» Instruction:
Look through the data below and return each line where "substrat" appears.

» Input:
════════
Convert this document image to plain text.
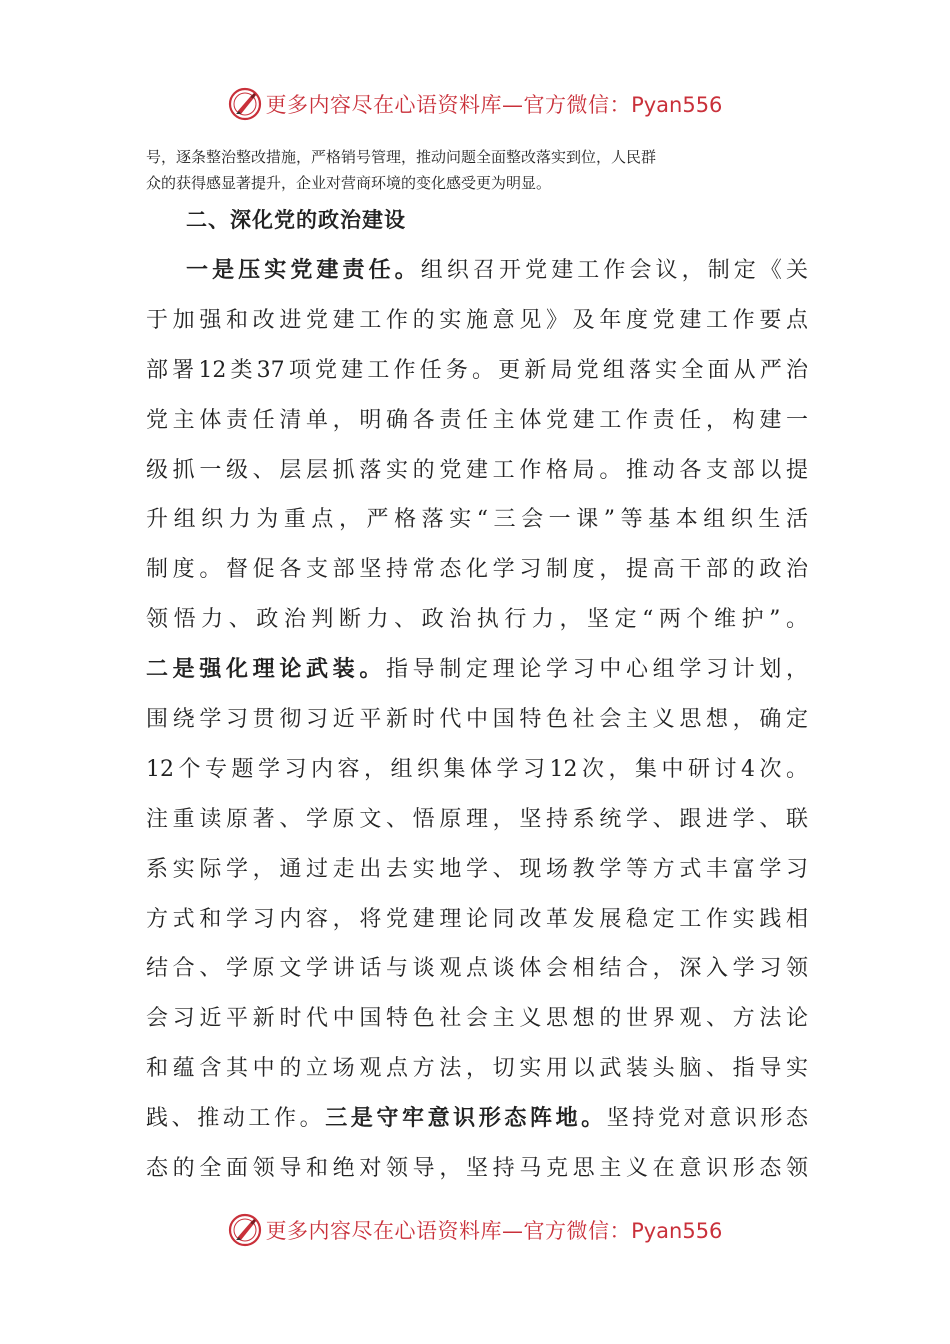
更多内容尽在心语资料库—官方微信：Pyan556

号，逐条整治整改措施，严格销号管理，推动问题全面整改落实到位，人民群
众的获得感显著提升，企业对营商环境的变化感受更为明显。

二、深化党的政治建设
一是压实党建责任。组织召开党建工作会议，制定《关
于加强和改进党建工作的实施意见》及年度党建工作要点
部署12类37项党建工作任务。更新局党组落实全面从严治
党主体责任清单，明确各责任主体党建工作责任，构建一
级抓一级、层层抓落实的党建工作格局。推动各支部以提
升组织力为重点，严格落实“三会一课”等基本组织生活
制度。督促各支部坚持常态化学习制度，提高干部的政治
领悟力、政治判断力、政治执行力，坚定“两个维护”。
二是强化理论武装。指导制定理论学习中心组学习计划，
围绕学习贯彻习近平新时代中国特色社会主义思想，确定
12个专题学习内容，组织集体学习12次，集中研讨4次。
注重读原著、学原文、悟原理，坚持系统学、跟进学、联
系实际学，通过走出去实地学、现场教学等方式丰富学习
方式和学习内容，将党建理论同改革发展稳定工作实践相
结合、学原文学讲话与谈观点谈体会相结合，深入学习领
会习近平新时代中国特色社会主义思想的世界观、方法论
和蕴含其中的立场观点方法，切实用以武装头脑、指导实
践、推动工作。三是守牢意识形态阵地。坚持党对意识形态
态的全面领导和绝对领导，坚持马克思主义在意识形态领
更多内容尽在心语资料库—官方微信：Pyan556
════════
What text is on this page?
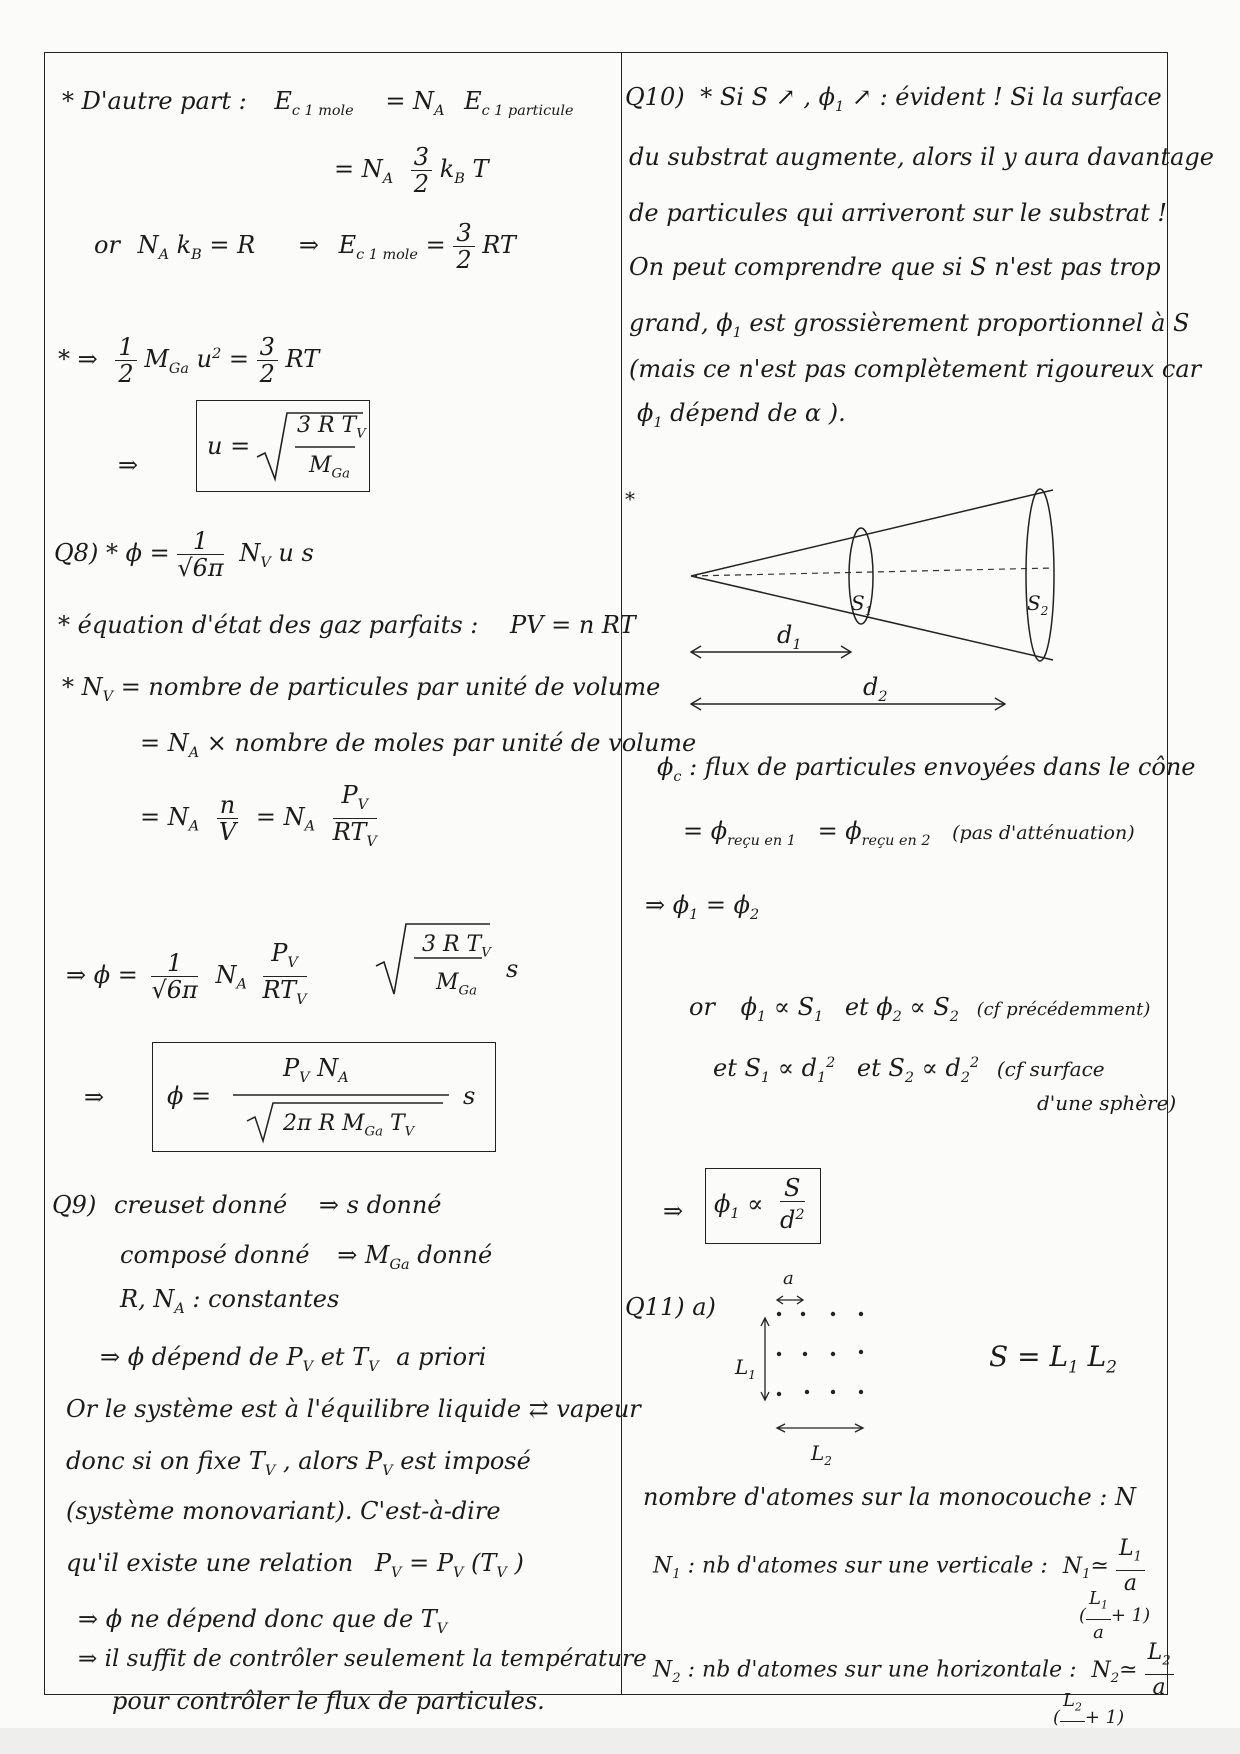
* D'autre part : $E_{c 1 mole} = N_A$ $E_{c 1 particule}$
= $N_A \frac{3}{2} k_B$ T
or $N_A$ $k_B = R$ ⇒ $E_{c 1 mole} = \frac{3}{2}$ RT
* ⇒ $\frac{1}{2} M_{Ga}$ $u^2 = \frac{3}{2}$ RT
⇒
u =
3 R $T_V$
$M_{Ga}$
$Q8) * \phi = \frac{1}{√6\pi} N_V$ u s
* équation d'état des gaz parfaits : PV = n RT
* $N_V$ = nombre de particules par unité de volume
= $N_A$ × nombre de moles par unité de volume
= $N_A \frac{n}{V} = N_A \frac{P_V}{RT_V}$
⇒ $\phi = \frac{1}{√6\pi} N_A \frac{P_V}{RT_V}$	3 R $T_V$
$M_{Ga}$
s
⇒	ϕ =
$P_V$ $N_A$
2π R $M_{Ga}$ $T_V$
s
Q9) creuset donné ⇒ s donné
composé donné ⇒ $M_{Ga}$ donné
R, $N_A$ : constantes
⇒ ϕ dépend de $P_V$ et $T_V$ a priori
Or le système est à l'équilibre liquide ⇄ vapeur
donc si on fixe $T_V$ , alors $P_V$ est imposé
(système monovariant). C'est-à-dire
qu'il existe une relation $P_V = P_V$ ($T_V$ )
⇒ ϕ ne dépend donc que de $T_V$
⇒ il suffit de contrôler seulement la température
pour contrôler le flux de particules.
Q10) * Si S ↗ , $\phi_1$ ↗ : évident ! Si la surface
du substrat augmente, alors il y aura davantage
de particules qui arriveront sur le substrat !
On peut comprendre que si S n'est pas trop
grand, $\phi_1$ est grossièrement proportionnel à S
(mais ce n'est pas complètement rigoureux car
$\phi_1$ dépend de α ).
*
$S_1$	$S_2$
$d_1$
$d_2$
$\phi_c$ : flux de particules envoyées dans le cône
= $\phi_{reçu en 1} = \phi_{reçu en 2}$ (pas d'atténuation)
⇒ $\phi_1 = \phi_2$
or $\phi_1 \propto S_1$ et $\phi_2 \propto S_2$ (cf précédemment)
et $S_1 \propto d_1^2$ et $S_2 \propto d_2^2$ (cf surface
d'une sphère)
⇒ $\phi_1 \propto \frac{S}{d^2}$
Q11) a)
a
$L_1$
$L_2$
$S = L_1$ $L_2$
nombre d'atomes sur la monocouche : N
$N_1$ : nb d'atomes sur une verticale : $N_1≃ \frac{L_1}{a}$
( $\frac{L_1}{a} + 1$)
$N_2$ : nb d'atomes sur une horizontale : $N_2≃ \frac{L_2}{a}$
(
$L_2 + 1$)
════════
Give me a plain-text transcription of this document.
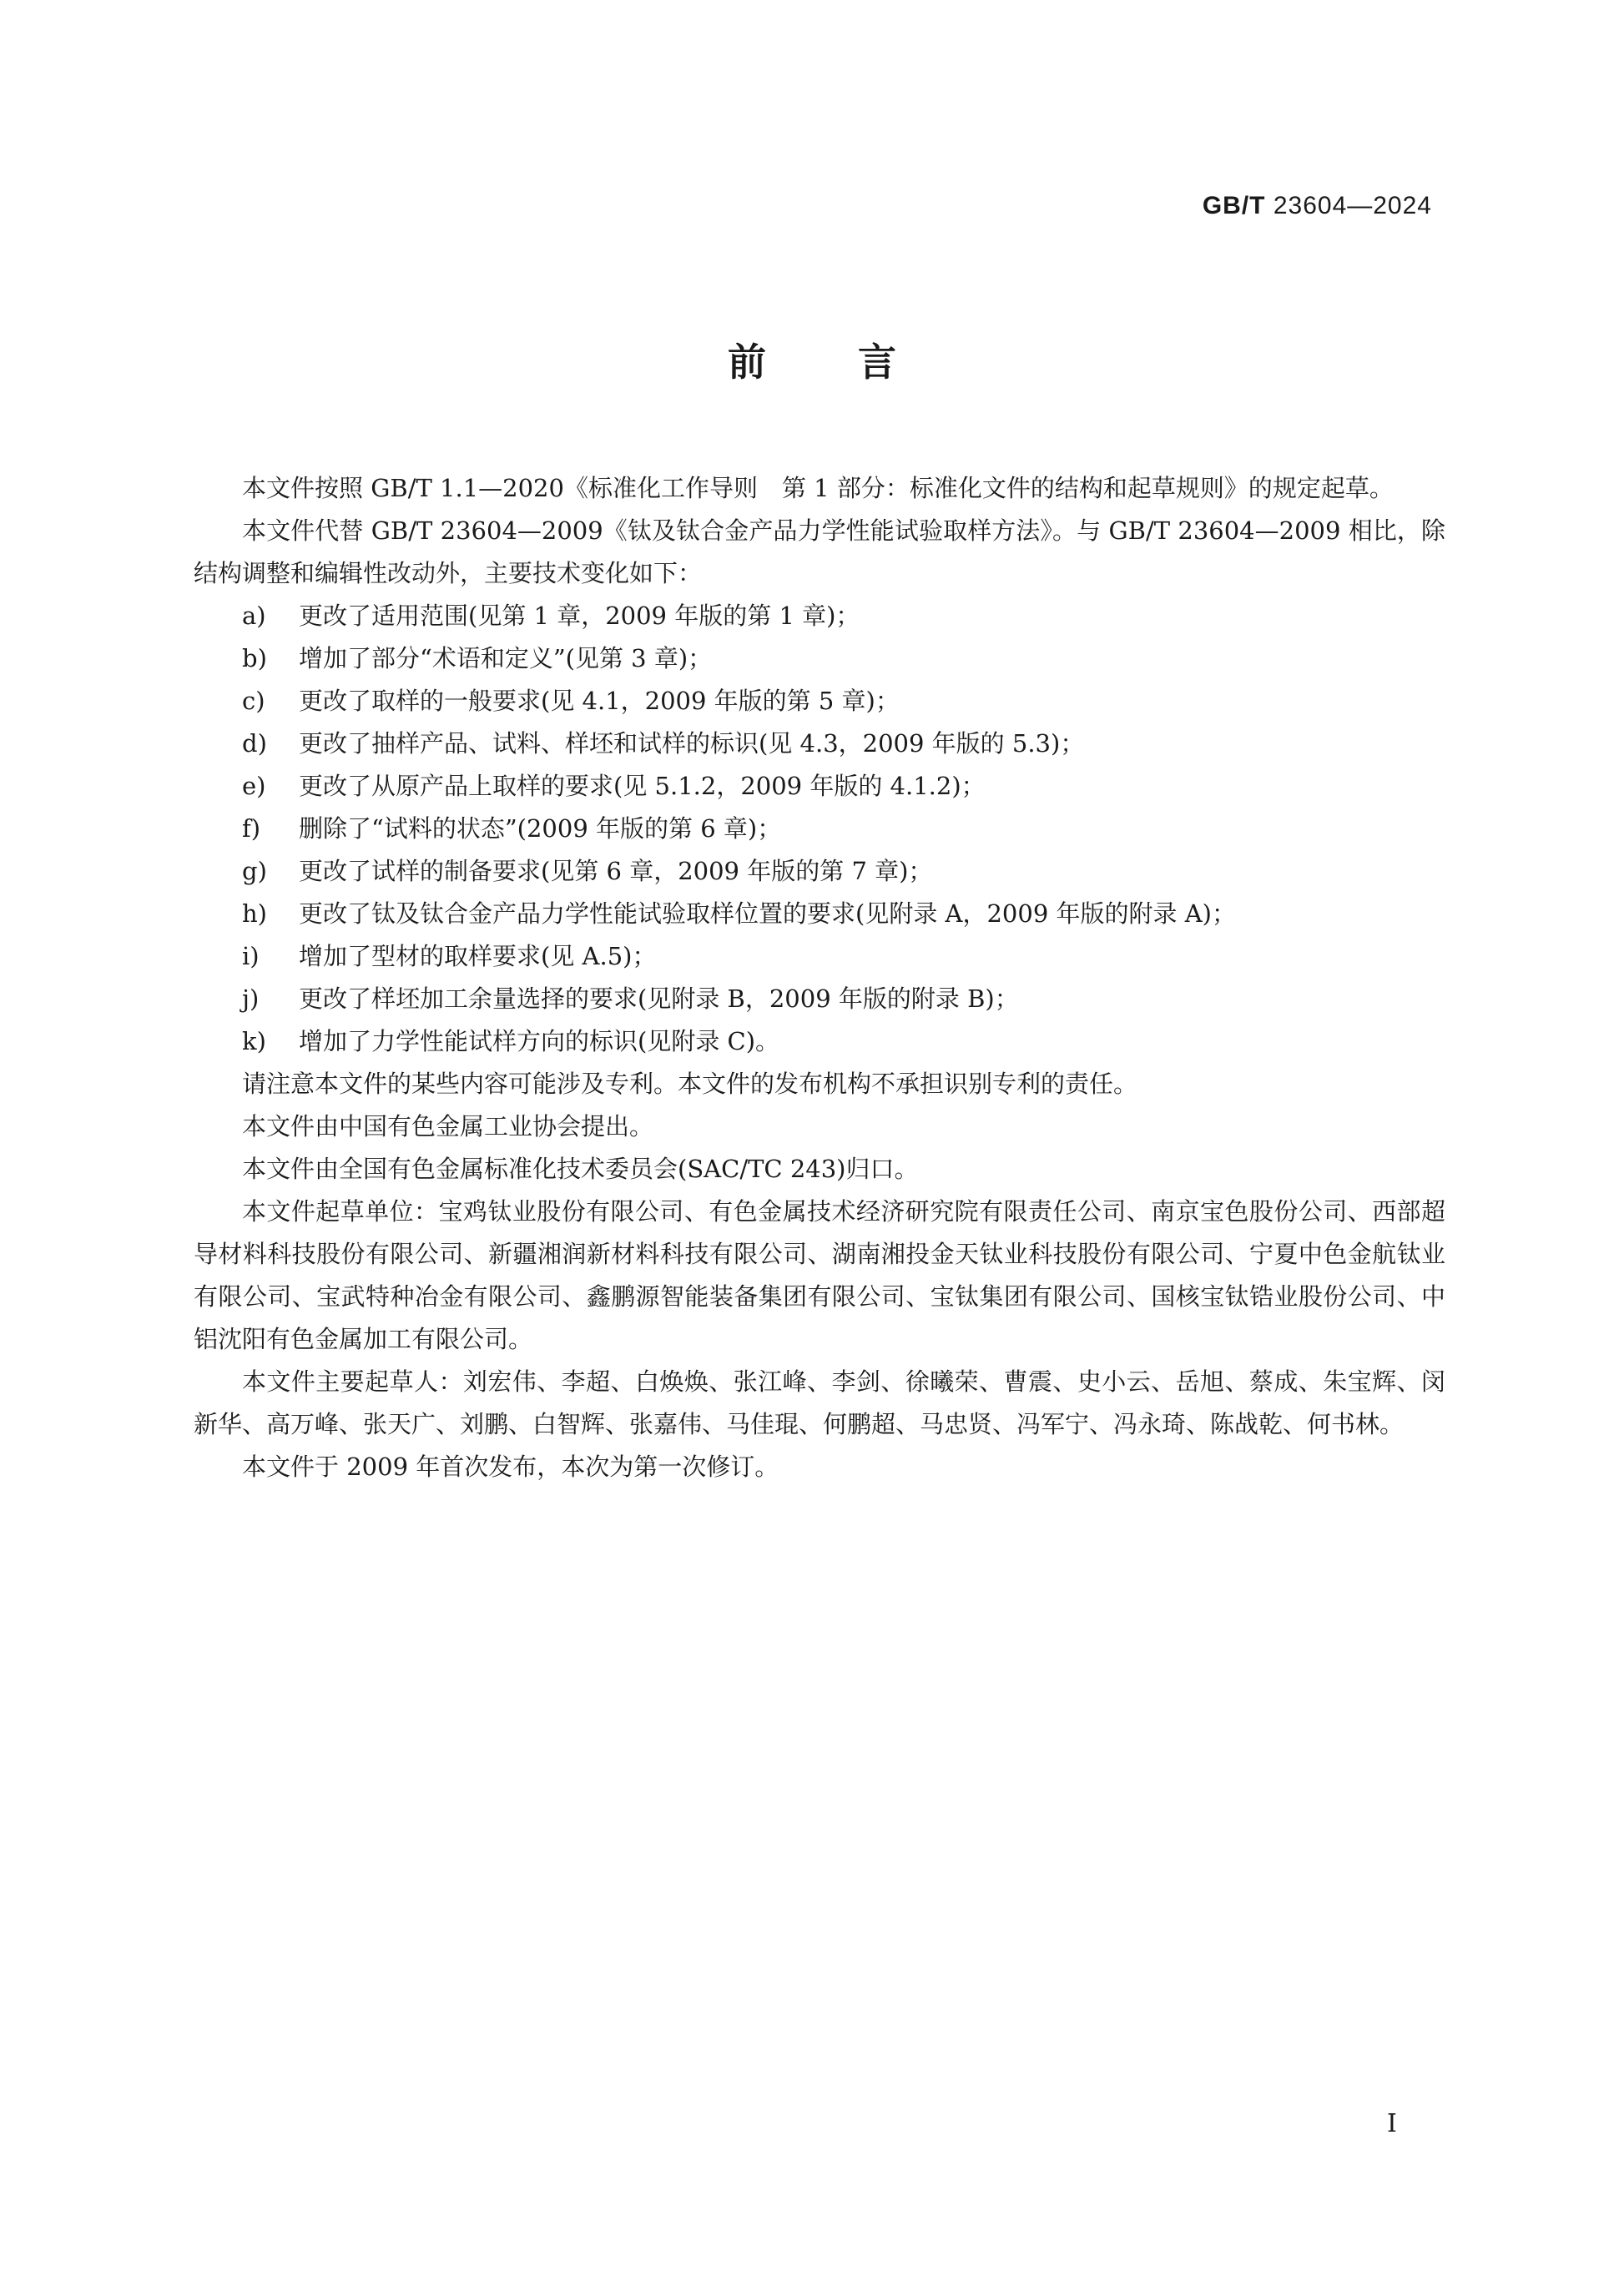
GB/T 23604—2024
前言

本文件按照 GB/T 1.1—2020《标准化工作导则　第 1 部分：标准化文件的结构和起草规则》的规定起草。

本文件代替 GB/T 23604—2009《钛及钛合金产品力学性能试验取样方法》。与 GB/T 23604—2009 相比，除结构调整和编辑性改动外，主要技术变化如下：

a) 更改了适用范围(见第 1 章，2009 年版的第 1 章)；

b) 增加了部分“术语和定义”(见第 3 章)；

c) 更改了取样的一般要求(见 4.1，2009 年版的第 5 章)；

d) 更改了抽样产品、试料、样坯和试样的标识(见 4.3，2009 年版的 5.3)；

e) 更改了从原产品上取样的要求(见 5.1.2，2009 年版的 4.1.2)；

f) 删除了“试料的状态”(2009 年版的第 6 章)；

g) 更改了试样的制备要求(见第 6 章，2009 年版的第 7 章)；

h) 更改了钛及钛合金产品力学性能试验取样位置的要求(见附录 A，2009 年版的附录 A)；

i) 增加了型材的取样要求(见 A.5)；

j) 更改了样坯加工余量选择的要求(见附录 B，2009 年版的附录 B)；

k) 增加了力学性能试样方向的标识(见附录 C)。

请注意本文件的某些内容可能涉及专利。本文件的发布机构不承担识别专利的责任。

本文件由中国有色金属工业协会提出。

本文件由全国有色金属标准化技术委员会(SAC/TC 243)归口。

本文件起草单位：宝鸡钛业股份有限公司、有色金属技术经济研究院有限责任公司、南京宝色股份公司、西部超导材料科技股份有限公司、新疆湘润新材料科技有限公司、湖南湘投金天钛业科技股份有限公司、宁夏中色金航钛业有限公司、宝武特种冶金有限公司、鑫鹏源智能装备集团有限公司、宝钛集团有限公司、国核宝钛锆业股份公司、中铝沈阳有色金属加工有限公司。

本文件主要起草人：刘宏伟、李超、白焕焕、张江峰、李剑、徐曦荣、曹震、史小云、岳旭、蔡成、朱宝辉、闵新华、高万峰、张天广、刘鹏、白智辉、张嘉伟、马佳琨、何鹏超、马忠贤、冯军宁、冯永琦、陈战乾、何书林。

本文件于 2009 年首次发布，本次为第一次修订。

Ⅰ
════════
» Task result:
du substrat augmente, alors il y aura davantage
de particules qui arriveront sur le substrat !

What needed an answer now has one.